▶ **Description of the task**
Check every line of the entries below for the word "with", and copy the ones that have it.

======== Listing

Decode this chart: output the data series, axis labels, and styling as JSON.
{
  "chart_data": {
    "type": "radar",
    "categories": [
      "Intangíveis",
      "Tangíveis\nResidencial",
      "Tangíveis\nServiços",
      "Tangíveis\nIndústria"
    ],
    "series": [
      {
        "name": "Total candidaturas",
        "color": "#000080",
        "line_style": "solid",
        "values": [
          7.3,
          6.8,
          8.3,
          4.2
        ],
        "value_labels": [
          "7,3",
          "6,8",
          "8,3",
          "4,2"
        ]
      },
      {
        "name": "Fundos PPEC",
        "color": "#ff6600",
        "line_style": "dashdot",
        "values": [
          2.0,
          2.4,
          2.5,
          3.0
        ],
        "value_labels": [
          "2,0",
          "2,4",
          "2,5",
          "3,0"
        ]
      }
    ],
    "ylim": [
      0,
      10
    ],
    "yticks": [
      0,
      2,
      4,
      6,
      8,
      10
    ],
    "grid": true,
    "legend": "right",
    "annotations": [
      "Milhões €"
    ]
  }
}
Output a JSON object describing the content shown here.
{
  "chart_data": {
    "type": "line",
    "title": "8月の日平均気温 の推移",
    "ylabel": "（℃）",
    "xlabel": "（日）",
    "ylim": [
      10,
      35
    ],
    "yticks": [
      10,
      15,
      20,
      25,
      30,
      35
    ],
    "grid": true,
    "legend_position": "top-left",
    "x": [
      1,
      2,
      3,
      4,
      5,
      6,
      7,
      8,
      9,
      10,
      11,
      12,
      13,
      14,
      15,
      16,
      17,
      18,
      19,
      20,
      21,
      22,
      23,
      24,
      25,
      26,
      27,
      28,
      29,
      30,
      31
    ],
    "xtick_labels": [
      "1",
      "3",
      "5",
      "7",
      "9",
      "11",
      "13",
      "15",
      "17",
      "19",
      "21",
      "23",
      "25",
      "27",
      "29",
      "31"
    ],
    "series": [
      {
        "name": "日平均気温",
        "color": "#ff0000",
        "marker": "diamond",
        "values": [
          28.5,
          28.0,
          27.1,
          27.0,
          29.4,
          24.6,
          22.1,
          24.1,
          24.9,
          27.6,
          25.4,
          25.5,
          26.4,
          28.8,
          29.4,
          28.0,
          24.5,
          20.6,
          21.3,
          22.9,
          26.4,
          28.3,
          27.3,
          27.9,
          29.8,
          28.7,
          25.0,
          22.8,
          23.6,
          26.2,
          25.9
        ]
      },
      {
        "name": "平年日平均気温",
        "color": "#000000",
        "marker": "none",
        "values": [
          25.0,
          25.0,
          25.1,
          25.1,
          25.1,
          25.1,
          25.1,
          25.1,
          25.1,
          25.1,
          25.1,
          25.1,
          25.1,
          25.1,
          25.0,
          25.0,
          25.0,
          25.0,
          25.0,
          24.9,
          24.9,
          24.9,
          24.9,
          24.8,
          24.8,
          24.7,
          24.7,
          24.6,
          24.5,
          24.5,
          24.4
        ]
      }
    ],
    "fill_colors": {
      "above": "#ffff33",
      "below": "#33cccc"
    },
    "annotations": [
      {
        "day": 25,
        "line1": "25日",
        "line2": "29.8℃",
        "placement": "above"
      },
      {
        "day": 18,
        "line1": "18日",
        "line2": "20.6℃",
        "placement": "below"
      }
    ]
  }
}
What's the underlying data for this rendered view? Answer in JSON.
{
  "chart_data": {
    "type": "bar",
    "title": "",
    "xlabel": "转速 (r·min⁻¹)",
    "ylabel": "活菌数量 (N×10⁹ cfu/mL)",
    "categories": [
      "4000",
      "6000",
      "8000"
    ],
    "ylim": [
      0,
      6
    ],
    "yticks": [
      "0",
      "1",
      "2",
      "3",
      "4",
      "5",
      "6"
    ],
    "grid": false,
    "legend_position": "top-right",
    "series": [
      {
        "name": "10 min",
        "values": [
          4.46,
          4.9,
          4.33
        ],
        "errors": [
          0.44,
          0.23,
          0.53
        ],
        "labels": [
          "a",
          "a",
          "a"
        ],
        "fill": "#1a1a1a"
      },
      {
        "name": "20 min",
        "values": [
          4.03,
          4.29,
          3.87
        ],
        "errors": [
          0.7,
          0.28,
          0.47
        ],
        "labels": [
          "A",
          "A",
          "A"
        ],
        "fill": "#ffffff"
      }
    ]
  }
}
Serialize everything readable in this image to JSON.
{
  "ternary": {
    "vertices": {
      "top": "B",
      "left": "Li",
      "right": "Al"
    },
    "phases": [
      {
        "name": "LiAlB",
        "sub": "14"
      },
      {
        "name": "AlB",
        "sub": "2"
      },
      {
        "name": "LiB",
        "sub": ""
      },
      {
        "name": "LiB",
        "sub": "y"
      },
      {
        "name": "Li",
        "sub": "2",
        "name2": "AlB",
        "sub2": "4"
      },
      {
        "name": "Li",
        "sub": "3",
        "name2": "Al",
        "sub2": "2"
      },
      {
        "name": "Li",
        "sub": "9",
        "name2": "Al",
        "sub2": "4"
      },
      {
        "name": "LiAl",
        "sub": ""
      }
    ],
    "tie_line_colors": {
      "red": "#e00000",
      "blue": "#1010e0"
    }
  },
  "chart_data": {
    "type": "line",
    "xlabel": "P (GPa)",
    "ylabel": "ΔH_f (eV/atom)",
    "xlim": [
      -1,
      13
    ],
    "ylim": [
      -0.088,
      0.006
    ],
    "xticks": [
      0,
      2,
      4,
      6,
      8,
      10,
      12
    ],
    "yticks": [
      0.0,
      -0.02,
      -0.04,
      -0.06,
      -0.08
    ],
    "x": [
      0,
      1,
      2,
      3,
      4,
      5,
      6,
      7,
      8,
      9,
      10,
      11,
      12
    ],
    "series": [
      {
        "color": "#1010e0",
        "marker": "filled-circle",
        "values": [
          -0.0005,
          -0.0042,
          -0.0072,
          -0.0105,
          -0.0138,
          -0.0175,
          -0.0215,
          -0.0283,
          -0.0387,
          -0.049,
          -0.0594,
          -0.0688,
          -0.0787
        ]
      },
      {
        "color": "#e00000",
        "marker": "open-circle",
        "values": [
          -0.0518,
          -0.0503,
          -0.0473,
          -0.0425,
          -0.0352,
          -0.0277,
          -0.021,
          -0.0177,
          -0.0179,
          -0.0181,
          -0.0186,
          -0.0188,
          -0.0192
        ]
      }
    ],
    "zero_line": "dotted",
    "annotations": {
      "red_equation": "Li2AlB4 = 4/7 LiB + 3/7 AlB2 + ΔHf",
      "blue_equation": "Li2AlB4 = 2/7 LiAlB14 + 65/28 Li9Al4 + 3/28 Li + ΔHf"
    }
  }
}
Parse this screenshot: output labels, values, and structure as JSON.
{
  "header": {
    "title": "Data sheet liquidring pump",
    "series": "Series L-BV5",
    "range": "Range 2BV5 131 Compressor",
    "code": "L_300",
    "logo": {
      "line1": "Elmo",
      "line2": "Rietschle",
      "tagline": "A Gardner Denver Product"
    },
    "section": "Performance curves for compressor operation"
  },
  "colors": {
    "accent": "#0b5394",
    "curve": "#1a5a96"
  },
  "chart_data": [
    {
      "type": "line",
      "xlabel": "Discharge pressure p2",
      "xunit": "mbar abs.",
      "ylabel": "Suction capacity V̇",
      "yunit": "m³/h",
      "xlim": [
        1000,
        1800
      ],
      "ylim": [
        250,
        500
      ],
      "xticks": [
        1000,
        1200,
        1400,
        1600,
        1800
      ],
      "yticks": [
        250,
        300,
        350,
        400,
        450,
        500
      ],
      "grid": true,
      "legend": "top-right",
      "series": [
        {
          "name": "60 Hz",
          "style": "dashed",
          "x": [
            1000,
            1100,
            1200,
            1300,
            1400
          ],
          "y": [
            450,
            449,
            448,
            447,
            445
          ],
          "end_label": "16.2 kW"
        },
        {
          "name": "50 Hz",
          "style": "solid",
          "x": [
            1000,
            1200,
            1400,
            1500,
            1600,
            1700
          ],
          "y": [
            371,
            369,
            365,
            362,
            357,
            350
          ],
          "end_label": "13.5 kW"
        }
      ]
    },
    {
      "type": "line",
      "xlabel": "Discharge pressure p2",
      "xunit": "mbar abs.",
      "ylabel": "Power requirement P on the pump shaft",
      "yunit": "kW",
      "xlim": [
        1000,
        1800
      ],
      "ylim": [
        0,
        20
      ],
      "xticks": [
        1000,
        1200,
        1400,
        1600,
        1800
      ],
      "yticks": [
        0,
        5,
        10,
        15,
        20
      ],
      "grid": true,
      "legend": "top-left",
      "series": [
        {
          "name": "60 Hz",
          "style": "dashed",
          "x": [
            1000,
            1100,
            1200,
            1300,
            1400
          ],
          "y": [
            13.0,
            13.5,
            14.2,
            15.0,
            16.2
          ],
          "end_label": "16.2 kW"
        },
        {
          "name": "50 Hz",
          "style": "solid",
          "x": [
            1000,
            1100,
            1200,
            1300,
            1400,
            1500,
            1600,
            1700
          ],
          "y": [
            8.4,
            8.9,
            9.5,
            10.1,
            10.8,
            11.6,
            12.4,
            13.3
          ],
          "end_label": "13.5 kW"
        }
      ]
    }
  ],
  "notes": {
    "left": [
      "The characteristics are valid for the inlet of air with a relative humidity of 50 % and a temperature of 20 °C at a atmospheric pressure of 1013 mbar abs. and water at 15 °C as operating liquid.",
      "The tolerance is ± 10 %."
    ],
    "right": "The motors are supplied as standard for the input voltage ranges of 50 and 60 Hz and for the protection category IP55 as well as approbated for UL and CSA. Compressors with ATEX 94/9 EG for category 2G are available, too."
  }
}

================

▶ **Written solution**
      "The characteristics are valid for the inlet of air with a relative humidity of 50 % and a temperature of 20 °C at a atmospheric pressure of 1013 mbar abs. and water at 15 °C as operating liquid.",
    "right": "The motors are supplied as standard for the input voltage ranges of 50 and 60 Hz and for the protection category IP55 as well as approbated for UL and CSA. Compressors with ATEX 94/9 EG for category 2G are available, too."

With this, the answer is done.